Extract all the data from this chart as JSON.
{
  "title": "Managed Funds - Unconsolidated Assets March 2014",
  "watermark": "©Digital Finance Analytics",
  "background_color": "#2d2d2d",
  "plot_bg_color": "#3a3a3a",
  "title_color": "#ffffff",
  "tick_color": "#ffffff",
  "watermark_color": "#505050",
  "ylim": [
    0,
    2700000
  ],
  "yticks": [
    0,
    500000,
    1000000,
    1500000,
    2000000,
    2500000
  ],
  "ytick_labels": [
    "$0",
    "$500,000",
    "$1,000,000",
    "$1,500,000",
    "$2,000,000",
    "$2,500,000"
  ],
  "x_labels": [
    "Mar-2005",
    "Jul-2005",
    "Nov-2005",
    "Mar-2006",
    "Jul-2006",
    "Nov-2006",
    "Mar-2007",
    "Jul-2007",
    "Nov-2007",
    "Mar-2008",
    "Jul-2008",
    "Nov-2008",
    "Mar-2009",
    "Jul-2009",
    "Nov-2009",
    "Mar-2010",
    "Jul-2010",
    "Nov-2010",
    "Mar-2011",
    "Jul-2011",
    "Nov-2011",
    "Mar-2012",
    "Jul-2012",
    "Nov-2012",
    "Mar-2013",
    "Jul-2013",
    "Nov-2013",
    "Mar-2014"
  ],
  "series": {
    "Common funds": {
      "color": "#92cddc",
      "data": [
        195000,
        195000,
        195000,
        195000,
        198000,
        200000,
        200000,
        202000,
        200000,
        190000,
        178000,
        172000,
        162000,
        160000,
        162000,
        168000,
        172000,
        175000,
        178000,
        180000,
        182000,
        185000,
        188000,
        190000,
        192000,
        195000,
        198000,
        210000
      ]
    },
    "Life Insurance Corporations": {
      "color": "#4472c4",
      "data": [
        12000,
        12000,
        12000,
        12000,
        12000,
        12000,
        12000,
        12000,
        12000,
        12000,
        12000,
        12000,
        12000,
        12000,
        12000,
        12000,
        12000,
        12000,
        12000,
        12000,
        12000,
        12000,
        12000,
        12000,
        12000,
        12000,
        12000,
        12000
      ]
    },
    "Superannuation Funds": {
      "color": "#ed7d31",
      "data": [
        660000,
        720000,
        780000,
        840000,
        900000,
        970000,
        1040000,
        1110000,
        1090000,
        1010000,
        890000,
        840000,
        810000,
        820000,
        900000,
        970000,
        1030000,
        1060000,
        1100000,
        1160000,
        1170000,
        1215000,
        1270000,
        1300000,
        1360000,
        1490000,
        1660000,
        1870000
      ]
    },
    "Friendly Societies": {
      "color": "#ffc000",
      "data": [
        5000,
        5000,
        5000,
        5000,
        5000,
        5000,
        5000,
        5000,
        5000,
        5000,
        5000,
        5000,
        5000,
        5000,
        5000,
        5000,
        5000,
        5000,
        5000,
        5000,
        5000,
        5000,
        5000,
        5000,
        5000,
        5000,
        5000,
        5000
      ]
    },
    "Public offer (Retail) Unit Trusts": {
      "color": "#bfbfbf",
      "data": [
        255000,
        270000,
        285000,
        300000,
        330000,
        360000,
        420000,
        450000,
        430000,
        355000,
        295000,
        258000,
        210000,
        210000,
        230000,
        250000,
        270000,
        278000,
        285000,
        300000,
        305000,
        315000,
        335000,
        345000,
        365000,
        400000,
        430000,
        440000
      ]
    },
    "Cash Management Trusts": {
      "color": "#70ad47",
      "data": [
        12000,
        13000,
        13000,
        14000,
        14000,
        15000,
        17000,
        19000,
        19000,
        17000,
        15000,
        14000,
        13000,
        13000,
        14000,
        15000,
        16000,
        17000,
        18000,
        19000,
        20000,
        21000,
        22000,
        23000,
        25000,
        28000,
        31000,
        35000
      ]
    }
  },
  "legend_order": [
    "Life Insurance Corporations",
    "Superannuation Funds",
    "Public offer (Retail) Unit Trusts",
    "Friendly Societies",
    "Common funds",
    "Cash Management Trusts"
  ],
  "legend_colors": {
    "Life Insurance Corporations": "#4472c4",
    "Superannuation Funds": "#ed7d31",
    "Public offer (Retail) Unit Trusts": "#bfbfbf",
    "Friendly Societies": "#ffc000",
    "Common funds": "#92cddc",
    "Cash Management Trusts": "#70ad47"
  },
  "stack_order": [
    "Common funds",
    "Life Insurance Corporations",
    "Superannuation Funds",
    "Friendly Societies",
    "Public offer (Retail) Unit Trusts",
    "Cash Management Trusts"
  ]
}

----------------

# SHORT EXERCISE:
Retype all of the material above with every character intact.

# THE RESULT:
Extract all the data from this chart as JSON.
{
  "title": "Managed Funds - Unconsolidated Assets March 2014",
  "watermark": "©Digital Finance Analytics",
  "background_color": "#2d2d2d",
  "plot_bg_color": "#3a3a3a",
  "title_color": "#ffffff",
  "tick_color": "#ffffff",
  "watermark_color": "#505050",
  "ylim": [
    0,
    2700000
  ],
  "yticks": [
    0,
    500000,
    1000000,
    1500000,
    2000000,
    2500000
  ],
  "ytick_labels": [
    "$0",
    "$500,000",
    "$1,000,000",
    "$1,500,000",
    "$2,000,000",
    "$2,500,000"
  ],
  "x_labels": [
    "Mar-2005",
    "Jul-2005",
    "Nov-2005",
    "Mar-2006",
    "Jul-2006",
    "Nov-2006",
    "Mar-2007",
    "Jul-2007",
    "Nov-2007",
    "Mar-2008",
    "Jul-2008",
    "Nov-2008",
    "Mar-2009",
    "Jul-2009",
    "Nov-2009",
    "Mar-2010",
    "Jul-2010",
    "Nov-2010",
    "Mar-2011",
    "Jul-2011",
    "Nov-2011",
    "Mar-2012",
    "Jul-2012",
    "Nov-2012",
    "Mar-2013",
    "Jul-2013",
    "Nov-2013",
    "Mar-2014"
  ],
  "series": {
    "Common funds": {
      "color": "#92cddc",
      "data": [
        195000,
        195000,
        195000,
        195000,
        198000,
        200000,
        200000,
        202000,
        200000,
        190000,
        178000,
        172000,
        162000,
        160000,
        162000,
        168000,
        172000,
        175000,
        178000,
        180000,
        182000,
        185000,
        188000,
        190000,
        192000,
        195000,
        198000,
        210000
      ]
    },
    "Life Insurance Corporations": {
      "color": "#4472c4",
      "data": [
        12000,
        12000,
        12000,
        12000,
        12000,
        12000,
        12000,
        12000,
        12000,
        12000,
        12000,
        12000,
        12000,
        12000,
        12000,
        12000,
        12000,
        12000,
        12000,
        12000,
        12000,
        12000,
        12000,
        12000,
        12000,
        12000,
        12000,
        12000
      ]
    },
    "Superannuation Funds": {
      "color": "#ed7d31",
      "data": [
        660000,
        720000,
        780000,
        840000,
        900000,
        970000,
        1040000,
        1110000,
        1090000,
        1010000,
        890000,
        840000,
        810000,
        820000,
        900000,
        970000,
        1030000,
        1060000,
        1100000,
        1160000,
        1170000,
        1215000,
        1270000,
        1300000,
        1360000,
        1490000,
        1660000,
        1870000
      ]
    },
    "Friendly Societies": {
      "color": "#ffc000",
      "data": [
        5000,
        5000,
        5000,
        5000,
        5000,
        5000,
        5000,
        5000,
        5000,
        5000,
        5000,
        5000,
        5000,
        5000,
        5000,
        5000,
        5000,
        5000,
        5000,
        5000,
        5000,
        5000,
        5000,
        5000,
        5000,
        5000,
        5000,
        5000
      ]
    },
    "Public offer (Retail) Unit Trusts": {
      "color": "#bfbfbf",
      "data": [
        255000,
        270000,
        285000,
        300000,
        330000,
        360000,
        420000,
        450000,
        430000,
        355000,
        295000,
        258000,
        210000,
        210000,
        230000,
        250000,
        270000,
        278000,
        285000,
        300000,
        305000,
        315000,
        335000,
        345000,
        365000,
        400000,
        430000,
        440000
      ]
    },
    "Cash Management Trusts": {
      "color": "#70ad47",
      "data": [
        12000,
        13000,
        13000,
        14000,
        14000,
        15000,
        17000,
        19000,
        19000,
        17000,
        15000,
        14000,
        13000,
        13000,
        14000,
        15000,
        16000,
        17000,
        18000,
        19000,
        20000,
        21000,
        22000,
        23000,
        25000,
        28000,
        31000,
        35000
      ]
    }
  },
  "legend_order": [
    "Life Insurance Corporations",
    "Superannuation Funds",
    "Public offer (Retail) Unit Trusts",
    "Friendly Societies",
    "Common funds",
    "Cash Management Trusts"
  ],
  "legend_colors": {
    "Life Insurance Corporations": "#4472c4",
    "Superannuation Funds": "#ed7d31",
    "Public offer (Retail) Unit Trusts": "#bfbfbf",
    "Friendly Societies": "#ffc000",
    "Common funds": "#92cddc",
    "Cash Management Trusts": "#70ad47"
  },
  "stack_order": [
    "Common funds",
    "Life Insurance Corporations",
    "Superannuation Funds",
    "Friendly Societies",
    "Public offer (Retail) Unit Trusts",
    "Cash Management Trusts"
  ]
}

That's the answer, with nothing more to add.